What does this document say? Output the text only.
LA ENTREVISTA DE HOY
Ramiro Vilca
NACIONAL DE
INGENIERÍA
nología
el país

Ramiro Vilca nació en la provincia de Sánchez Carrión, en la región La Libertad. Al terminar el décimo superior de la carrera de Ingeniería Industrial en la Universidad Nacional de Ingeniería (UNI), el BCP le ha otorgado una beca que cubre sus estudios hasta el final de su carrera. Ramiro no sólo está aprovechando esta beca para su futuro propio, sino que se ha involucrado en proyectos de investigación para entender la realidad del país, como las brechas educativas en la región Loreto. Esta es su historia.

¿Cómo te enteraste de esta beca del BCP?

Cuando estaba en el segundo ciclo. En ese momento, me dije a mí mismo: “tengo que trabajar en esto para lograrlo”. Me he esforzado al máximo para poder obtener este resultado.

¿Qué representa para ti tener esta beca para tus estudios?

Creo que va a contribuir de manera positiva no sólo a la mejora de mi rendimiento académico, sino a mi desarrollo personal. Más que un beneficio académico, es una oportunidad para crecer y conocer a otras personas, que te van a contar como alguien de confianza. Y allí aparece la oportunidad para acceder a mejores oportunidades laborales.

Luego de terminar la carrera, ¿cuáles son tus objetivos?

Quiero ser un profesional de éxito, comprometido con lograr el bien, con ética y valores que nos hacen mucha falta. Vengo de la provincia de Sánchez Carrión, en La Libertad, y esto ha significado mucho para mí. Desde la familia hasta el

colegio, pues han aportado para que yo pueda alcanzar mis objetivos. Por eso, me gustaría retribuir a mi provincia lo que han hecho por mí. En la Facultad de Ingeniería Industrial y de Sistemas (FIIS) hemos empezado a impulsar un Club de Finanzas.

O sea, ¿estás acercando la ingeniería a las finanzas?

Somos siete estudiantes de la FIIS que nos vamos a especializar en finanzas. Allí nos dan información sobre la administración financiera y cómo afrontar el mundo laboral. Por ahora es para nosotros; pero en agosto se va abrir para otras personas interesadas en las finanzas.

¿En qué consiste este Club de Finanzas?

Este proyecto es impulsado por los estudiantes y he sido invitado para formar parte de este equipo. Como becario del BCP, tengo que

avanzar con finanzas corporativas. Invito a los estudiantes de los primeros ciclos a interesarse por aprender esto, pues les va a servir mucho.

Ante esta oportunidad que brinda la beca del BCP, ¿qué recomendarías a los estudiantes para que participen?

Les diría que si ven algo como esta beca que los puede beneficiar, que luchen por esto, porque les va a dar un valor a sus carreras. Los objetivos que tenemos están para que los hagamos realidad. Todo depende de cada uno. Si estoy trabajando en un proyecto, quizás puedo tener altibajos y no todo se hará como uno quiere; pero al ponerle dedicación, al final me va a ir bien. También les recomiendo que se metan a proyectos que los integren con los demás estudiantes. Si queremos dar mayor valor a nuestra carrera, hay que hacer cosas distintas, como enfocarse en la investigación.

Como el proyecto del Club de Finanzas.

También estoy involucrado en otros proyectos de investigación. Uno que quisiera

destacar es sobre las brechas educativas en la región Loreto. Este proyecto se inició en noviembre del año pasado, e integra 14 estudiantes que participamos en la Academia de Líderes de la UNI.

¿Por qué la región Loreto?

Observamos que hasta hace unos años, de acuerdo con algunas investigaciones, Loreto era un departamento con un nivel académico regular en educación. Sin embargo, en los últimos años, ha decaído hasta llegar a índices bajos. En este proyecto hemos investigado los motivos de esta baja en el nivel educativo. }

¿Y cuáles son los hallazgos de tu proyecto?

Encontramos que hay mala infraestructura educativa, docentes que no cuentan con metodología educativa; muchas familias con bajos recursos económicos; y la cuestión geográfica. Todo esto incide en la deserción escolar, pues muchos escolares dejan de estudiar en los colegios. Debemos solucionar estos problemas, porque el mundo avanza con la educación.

> _What is expected_
From the records, copy every line that has the string "También" in it.

> _Written solution_
Les diría que si ven algo como esta beca que los puede beneficiar, que luchen por esto, porque les va a dar un valor a sus carreras. Los objetivos que tenemos están para que los hagamos realidad. Todo depende de cada uno. Si estoy trabajando en un proyecto, quizás puedo tener altibajos y no todo se hará como uno quiere; pero al ponerle dedicación, al final me va a ir bien. También les recomiendo que se metan a proyectos que los integren con los demás estudiantes. Si queremos dar mayor valor a nuestra carrera, hay que hacer cosas distintas, como enfocarse en la investigación.
También estoy involucrado en otros proyectos de investigación. Uno que quisiera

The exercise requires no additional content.